(Part of a data file)
-- begin --

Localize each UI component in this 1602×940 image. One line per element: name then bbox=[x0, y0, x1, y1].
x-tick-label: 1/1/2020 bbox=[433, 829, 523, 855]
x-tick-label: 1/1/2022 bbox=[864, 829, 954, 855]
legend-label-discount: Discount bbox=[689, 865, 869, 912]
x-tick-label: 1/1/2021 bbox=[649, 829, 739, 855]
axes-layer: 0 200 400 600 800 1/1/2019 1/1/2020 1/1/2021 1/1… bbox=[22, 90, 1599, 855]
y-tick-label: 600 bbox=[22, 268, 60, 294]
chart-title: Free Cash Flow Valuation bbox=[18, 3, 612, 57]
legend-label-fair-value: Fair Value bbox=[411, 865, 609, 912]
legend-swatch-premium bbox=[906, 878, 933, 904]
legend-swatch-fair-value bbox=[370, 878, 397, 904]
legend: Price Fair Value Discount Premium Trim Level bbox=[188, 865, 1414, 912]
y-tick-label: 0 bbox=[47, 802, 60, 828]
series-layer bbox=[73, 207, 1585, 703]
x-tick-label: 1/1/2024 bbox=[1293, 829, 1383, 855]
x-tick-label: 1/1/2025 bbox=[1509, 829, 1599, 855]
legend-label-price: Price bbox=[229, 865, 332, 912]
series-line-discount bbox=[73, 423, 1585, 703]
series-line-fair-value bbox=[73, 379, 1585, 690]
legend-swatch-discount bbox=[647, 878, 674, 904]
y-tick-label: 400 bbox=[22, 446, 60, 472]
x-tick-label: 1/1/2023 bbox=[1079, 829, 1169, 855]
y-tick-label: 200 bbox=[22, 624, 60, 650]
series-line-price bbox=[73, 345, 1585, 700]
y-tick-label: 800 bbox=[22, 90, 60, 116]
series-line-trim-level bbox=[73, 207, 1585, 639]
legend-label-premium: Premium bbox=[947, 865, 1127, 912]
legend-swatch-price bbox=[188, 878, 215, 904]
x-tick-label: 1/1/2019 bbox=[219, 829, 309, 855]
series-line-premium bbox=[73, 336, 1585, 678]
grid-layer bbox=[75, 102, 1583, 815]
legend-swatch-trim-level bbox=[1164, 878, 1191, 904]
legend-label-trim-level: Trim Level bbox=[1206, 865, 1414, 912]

-- end --

_Required work:_ Repeat the lines of the listing word for word, from its first line through the line that contains "x-tick-label: 1/1/2023 bbox=[1079, 829, 1169, 855]", including both.

_Answer to the problem:_
Localize each UI component in this 1602×940 image. One line per element: name then bbox=[x0, y0, x1, y1].
x-tick-label: 1/1/2020 bbox=[433, 829, 523, 855]
x-tick-label: 1/1/2022 bbox=[864, 829, 954, 855]
legend-label-discount: Discount bbox=[689, 865, 869, 912]
x-tick-label: 1/1/2021 bbox=[649, 829, 739, 855]
axes-layer: 0 200 400 600 800 1/1/2019 1/1/2020 1/1/2021 1/1… bbox=[22, 90, 1599, 855]
y-tick-label: 600 bbox=[22, 268, 60, 294]
chart-title: Free Cash Flow Valuation bbox=[18, 3, 612, 57]
legend-label-fair-value: Fair Value bbox=[411, 865, 609, 912]
legend-swatch-premium bbox=[906, 878, 933, 904]
legend-swatch-fair-value bbox=[370, 878, 397, 904]
legend: Price Fair Value Discount Premium Trim Level bbox=[188, 865, 1414, 912]
y-tick-label: 0 bbox=[47, 802, 60, 828]
series-layer bbox=[73, 207, 1585, 703]
x-tick-label: 1/1/2024 bbox=[1293, 829, 1383, 855]
x-tick-label: 1/1/2025 bbox=[1509, 829, 1599, 855]
legend-label-price: Price bbox=[229, 865, 332, 912]
series-line-discount bbox=[73, 423, 1585, 703]
series-line-fair-value bbox=[73, 379, 1585, 690]
legend-swatch-discount bbox=[647, 878, 674, 904]
y-tick-label: 400 bbox=[22, 446, 60, 472]
x-tick-label: 1/1/2023 bbox=[1079, 829, 1169, 855]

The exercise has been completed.